Aufgabe 1:
Überarbeite den Text „Das weiße Segel“ zwischen "Das weiße Segel" und "Bergwanderer geschenkt wird.", beide einschließlich, und gib diesen Abschnitt mit "Nachtwind" anstelle von "Abendwind" wieder.
Aufgabe 2:
Beantworte diese Fragen zum Text „Das weiße Segel“:
(a) Zu welcher Hütte führt der Weg, auf dem die Rast stattfindet?
(b) Auf welcher Seehöhe wird die Bleibe für die Nacht erbeten?
(c) Welche Felsen röten sich im Gold der letzten Sonnenstrahlen?
Aufgabe 3:
Greif den Text „Das weiße Segel“ nach seinem letzten Satz auf und schreib ihn weiter.

Textauszug:
*-*-*
Das weiße Segel

von Adolf Schleich am 01.06.2009

Leicht wiegten sich die fehlfarbenen Grasbüschel über dem Abgrund im sanften Abendwind. Hoch über dem Balschtetobel hatten sie um diese Zeit schon längst ihre Samen verstreut. Hier, bei meiner Rast auf dem Weg zur nahen Hermann-von-Barth-Hütte, kehrte in mir jene wunderbare Ruhe ein, die nur dem einsamen Bergwanderer geschenkt wird.

Ab und an trug der Wind das Rauschen des Balschtebaches im Grundton des Lechs zu mir herauf, der sich jetzt schemenhaft im dunkelnden Tale meinem Blick entwandte. Jenseits darüber röteten sich die Felsen der Ruitlspitzen im Gold der letzten Sonnenstrahlen. Auf der Hütte war ich, außer ein paar Handwerkern, der letzte und einzige Gast, der sich für die Nacht auf 2.131 m Seehöhe unter der kühnen Wolfebnerspitze eine Bleibe erbat.
*-*-*
Datensatz:
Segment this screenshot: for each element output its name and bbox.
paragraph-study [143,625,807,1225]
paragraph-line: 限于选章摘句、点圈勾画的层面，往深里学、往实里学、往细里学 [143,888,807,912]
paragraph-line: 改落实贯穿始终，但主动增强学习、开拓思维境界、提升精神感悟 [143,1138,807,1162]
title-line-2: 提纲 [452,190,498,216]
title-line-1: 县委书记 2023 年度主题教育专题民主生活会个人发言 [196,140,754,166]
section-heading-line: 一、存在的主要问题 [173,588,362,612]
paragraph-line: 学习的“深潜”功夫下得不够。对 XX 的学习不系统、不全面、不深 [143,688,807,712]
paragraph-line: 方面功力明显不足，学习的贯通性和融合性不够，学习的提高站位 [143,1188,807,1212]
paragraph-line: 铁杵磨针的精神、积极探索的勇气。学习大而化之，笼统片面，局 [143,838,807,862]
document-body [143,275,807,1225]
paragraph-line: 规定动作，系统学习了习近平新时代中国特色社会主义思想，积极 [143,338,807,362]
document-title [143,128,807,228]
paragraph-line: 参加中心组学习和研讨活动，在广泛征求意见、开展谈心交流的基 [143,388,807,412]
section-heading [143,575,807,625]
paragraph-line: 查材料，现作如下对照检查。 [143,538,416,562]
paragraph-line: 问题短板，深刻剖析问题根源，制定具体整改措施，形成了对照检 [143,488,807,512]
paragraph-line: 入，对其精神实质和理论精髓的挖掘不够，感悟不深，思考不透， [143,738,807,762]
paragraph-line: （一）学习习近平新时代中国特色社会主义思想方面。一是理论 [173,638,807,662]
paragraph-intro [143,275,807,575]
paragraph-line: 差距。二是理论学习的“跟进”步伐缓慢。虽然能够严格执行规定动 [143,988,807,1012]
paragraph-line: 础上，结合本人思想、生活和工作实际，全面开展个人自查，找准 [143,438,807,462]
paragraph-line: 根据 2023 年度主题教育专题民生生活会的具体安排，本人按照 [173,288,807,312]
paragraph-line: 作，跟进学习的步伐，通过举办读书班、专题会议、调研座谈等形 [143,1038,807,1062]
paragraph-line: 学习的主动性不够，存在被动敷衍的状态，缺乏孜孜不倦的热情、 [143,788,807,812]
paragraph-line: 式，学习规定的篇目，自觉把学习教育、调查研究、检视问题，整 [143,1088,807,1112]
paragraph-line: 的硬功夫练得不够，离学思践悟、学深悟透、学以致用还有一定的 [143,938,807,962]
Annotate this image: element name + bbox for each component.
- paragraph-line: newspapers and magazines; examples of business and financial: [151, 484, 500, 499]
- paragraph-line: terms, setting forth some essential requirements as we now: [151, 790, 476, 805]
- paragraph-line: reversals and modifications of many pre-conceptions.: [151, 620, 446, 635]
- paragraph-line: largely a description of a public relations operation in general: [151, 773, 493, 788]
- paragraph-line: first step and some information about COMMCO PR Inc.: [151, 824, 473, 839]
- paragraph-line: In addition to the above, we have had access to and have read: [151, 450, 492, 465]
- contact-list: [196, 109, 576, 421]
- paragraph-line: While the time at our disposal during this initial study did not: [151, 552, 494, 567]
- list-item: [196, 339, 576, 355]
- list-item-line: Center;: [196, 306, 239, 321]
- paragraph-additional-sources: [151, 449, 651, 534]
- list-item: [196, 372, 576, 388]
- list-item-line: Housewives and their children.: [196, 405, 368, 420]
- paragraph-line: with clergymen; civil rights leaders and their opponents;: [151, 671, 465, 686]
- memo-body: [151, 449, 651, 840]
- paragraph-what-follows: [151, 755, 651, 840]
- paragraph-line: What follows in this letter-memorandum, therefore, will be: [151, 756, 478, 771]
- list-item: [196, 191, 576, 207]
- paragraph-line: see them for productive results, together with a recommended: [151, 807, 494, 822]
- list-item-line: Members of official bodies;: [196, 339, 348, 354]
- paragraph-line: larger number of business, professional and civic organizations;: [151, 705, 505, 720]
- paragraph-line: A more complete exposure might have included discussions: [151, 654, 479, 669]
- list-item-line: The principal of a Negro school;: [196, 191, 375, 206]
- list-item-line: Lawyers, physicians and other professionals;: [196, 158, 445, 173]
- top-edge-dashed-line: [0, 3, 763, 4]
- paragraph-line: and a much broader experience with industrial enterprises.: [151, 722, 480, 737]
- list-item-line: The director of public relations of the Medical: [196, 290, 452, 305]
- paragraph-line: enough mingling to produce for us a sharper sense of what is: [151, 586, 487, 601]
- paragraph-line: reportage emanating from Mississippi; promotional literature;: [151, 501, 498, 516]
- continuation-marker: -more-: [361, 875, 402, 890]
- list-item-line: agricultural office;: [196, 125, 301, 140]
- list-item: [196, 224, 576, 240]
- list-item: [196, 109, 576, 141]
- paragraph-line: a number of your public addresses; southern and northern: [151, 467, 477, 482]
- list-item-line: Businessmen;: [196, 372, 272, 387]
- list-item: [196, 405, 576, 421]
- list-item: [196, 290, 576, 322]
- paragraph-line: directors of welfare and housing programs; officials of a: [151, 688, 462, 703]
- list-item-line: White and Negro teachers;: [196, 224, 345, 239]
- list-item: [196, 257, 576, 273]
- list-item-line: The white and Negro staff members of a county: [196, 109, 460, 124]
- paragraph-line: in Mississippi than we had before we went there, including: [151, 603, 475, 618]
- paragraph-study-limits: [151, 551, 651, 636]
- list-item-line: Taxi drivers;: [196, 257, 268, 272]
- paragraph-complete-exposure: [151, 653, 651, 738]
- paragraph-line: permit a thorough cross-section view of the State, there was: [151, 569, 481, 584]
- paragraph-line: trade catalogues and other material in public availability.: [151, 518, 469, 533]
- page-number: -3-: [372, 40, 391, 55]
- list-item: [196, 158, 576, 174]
*-*-*
Lösung 1:
Das weiße Segel

von Adolf Schleich am 01.06.2009

Leicht wiegten sich die fehlfarbenen Grasbüschel über dem Abgrund im sanften Nachtwind. Hoch über dem Balschtetobel hatten sie um diese Zeit schon längst ihre Samen verstreut. Hier, bei meiner Rast auf dem Weg zur nahen Hermann-von-Barth-Hütte, kehrte in mir jene wunderbare Ruhe ein, die nur dem einsamen Bergwanderer geschenkt wird.

Lösung 2:
(a) Zur Hermann-von-Barth-Hütte.
(b) Auf 2.131 m.
(c) Die Felsen der Ruitlspitzen.

Lösung 3:
Die Lechtaler hießen ihn den „tollen Barth”, jenen Alleingänger, der die Hornbachkette erschloss und nach welchem die heimelige Hütte in diesem Felszirkus benannt wurde. Voniers, die freundlichen, jungen Wirtsleute, bereiteten mir ein köstliches Essen, und beim Roten ergab sich mit den Lechtlern am runden Tisch eine nette Unterhaltung. Man schrieb schon den 13. Oktober 1966 und an der Hütte war noch Verschiedenes für den Winter und den nächsten Bergsommer herzurichten.

Nach einer gut verbrachten Nacht machte ich mich beim Morgengrauen auf den Enzenspergerweg, der die wilde Region der Hornbachkette erschließt. Beim Aufstieg zum Balschtesattel begegnete ich einem alten Lechtler, der nach seinen Schafen sah, die längst ins Tal gebracht werden sollten. Er war an diesem Tag mein einziger Gesprächspartner und keine Menschenseele außer ihm kreuzte meinen Weg. Wie gut ist doch eine kleine, unbeschwerte Unterhaltung mit solchen geraden, einfachen Menschen! Später, wieder allein, merkte ich zunehmend, wie meine Sinne alles wahrnahmen, meine Augen die Felsformationen absuchten. Außer dem monotonen Tritt meiner Griffschuhe vernahm ich nichts als hin und wieder den hellen Ruf der schwarzen Bergdohlen, der mit brechendem Echo in den Felswänden verebbte.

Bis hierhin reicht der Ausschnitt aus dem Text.